Return each line of the records holding the string "EmSys".
───── Listed records
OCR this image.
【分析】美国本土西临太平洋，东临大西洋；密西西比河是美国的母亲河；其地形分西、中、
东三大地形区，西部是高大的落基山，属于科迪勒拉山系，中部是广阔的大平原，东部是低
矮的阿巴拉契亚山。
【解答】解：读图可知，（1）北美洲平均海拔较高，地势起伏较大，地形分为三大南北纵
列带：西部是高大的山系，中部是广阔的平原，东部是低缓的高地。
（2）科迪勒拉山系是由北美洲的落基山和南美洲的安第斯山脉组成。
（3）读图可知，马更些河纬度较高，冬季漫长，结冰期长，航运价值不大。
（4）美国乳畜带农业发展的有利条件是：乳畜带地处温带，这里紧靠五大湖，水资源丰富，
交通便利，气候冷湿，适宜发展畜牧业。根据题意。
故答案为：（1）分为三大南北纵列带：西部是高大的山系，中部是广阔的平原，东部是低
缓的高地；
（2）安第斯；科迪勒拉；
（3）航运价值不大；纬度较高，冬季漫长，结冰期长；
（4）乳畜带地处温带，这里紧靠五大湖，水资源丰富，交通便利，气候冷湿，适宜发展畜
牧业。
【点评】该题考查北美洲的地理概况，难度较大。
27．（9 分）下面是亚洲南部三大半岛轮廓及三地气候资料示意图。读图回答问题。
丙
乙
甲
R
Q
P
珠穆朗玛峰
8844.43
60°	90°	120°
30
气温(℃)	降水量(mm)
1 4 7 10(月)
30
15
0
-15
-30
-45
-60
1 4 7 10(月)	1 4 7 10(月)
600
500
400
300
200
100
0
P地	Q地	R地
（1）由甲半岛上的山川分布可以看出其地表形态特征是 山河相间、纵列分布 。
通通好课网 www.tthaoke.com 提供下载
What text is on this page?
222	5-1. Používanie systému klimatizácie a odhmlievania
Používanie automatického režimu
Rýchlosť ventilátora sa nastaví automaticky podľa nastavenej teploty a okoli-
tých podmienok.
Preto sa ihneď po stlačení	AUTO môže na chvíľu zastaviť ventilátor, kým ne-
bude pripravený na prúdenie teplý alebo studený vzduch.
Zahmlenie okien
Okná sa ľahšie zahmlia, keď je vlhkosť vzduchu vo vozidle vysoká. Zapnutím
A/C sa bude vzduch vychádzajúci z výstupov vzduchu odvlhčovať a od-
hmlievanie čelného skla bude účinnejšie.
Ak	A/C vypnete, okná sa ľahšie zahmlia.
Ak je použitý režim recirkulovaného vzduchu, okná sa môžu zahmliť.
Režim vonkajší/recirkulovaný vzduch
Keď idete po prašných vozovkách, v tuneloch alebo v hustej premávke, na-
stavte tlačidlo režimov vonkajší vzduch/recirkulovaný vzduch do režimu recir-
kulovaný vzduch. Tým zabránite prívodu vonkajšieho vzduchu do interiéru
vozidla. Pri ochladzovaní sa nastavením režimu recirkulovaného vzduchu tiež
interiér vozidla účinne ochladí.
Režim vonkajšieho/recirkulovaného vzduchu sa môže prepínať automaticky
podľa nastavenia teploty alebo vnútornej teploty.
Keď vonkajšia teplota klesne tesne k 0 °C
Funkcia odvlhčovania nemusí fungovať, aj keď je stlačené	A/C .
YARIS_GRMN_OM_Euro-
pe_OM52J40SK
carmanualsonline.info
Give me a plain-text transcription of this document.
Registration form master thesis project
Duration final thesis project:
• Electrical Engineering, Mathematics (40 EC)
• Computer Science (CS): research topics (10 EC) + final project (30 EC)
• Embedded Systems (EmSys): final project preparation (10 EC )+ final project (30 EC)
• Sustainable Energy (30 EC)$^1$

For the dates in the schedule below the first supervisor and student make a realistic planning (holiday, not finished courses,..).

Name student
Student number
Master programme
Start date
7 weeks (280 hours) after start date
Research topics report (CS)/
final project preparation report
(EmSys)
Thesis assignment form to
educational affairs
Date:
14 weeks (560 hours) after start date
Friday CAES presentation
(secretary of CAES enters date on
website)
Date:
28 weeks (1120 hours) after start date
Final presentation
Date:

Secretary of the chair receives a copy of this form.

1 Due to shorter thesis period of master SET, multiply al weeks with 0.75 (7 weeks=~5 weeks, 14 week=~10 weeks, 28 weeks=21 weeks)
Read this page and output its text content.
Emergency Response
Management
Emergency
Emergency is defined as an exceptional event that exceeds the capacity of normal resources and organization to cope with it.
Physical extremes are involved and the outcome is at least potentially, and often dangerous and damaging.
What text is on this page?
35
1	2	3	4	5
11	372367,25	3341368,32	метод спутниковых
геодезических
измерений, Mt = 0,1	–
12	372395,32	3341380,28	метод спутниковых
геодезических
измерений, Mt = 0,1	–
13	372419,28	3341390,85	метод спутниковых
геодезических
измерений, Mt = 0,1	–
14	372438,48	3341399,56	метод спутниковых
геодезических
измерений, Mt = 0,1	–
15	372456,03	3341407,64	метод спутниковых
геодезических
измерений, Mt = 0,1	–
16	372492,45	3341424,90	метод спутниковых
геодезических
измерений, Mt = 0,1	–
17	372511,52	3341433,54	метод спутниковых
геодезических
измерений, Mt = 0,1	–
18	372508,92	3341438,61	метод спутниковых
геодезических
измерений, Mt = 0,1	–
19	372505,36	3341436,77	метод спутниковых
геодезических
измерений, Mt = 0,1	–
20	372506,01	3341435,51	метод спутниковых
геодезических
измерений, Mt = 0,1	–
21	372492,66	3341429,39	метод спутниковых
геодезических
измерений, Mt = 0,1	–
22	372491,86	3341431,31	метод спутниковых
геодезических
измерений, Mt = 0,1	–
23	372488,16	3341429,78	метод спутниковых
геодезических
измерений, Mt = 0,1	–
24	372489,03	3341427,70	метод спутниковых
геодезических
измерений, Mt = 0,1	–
──────────
◆ Output for this task:
• Embedded Systems (EmSys): final project preparation (10 EC )+ final project (30 EC)
(EmSys)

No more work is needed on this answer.